Retype each entry below, keeping every character the same.

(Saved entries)
* BEGIN *
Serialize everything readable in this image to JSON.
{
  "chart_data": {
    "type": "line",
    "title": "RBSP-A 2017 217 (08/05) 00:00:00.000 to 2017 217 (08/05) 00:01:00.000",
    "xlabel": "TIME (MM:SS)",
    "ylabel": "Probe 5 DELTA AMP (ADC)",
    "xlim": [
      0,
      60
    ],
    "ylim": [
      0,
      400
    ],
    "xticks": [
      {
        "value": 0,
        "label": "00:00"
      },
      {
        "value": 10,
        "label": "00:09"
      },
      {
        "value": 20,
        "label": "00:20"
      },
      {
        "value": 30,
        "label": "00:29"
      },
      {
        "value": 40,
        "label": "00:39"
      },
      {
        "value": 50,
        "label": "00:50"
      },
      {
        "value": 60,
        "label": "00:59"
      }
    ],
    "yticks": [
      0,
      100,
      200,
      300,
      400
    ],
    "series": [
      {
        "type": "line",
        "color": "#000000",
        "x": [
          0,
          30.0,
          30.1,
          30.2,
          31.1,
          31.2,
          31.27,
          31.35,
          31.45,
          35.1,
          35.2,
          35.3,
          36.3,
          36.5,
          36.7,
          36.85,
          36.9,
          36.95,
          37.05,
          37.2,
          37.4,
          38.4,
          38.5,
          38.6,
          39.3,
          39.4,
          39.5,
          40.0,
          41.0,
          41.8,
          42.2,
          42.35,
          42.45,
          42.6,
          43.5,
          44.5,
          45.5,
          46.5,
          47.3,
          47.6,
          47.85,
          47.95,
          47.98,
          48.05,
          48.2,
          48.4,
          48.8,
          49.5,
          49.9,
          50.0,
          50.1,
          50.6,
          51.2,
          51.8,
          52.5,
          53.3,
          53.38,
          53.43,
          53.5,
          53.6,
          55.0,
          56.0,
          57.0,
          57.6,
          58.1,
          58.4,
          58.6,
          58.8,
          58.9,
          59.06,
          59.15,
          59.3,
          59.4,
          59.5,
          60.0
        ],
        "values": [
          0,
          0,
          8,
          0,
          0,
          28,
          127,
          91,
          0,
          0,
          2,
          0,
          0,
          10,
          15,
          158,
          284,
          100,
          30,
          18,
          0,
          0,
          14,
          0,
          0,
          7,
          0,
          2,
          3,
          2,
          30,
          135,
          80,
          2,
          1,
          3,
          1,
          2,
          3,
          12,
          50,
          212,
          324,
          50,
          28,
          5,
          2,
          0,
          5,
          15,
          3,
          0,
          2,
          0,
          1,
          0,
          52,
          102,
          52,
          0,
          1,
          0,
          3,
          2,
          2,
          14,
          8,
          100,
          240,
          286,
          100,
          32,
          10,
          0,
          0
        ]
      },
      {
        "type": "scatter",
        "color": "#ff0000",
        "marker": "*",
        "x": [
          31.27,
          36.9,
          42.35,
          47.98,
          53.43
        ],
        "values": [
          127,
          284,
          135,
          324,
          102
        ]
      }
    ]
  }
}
* END *
# [Result below]
Serialize everything readable in this image to JSON.
{
  "chart_data": {
    "type": "line",
    "title": "RBSP-A 2017 217 (08/05) 00:00:00.000 to 2017 217 (08/05) 00:01:00.000",
    "xlabel": "TIME (MM:SS)",
    "ylabel": "Probe 5 DELTA AMP (ADC)",
    "xlim": [
      0,
      60
    ],
    "ylim": [
      0,
      400
    ],
    "xticks": [
      {
        "value": 0,
        "label": "00:00"
      },
      {
        "value": 10,
        "label": "00:09"
      },
      {
        "value": 20,
        "label": "00:20"
      },
      {
        "value": 30,
        "label": "00:29"
      },
      {
        "value": 40,
        "label": "00:39"
      },
      {
        "value": 50,
        "label": "00:50"
      },
      {
        "value": 60,
        "label": "00:59"
      }
    ],
    "yticks": [
      0,
      100,
      200,
      300,
      400
    ],
    "series": [
      {
        "type": "line",
        "color": "#000000",
        "x": [
          0,
          30.0,
          30.1,
          30.2,
          31.1,
          31.2,
          31.27,
          31.35,
          31.45,
          35.1,
          35.2,
          35.3,
          36.3,
          36.5,
          36.7,
          36.85,
          36.9,
          36.95,
          37.05,
          37.2,
          37.4,
          38.4,
          38.5,
          38.6,
          39.3,
          39.4,
          39.5,
          40.0,
          41.0,
          41.8,
          42.2,
          42.35,
          42.45,
          42.6,
          43.5,
          44.5,
          45.5,
          46.5,
          47.3,
          47.6,
          47.85,
          47.95,
          47.98,
          48.05,
          48.2,
          48.4,
          48.8,
          49.5,
          49.9,
          50.0,
          50.1,
          50.6,
          51.2,
          51.8,
          52.5,
          53.3,
          53.38,
          53.43,
          53.5,
          53.6,
          55.0,
          56.0,
          57.0,
          57.6,
          58.1,
          58.4,
          58.6,
          58.8,
          58.9,
          59.06,
          59.15,
          59.3,
          59.4,
          59.5,
          60.0
        ],
        "values": [
          0,
          0,
          8,
          0,
          0,
          28,
          127,
          91,
          0,
          0,
          2,
          0,
          0,
          10,
          15,
          158,
          284,
          100,
          30,
          18,
          0,
          0,
          14,
          0,
          0,
          7,
          0,
          2,
          3,
          2,
          30,
          135,
          80,
          2,
          1,
          3,
          1,
          2,
          3,
          12,
          50,
          212,
          324,
          50,
          28,
          5,
          2,
          0,
          5,
          15,
          3,
          0,
          2,
          0,
          1,
          0,
          52,
          102,
          52,
          0,
          1,
          0,
          3,
          2,
          2,
          14,
          8,
          100,
          240,
          286,
          100,
          32,
          10,
          0,
          0
        ]
      },
      {
        "type": "scatter",
        "color": "#ff0000",
        "marker": "*",
        "x": [
          31.27,
          36.9,
          42.35,
          47.98,
          53.43
        ],
        "values": [
          127,
          284,
          135,
          324,
          102
        ]
      }
    ]
  }
}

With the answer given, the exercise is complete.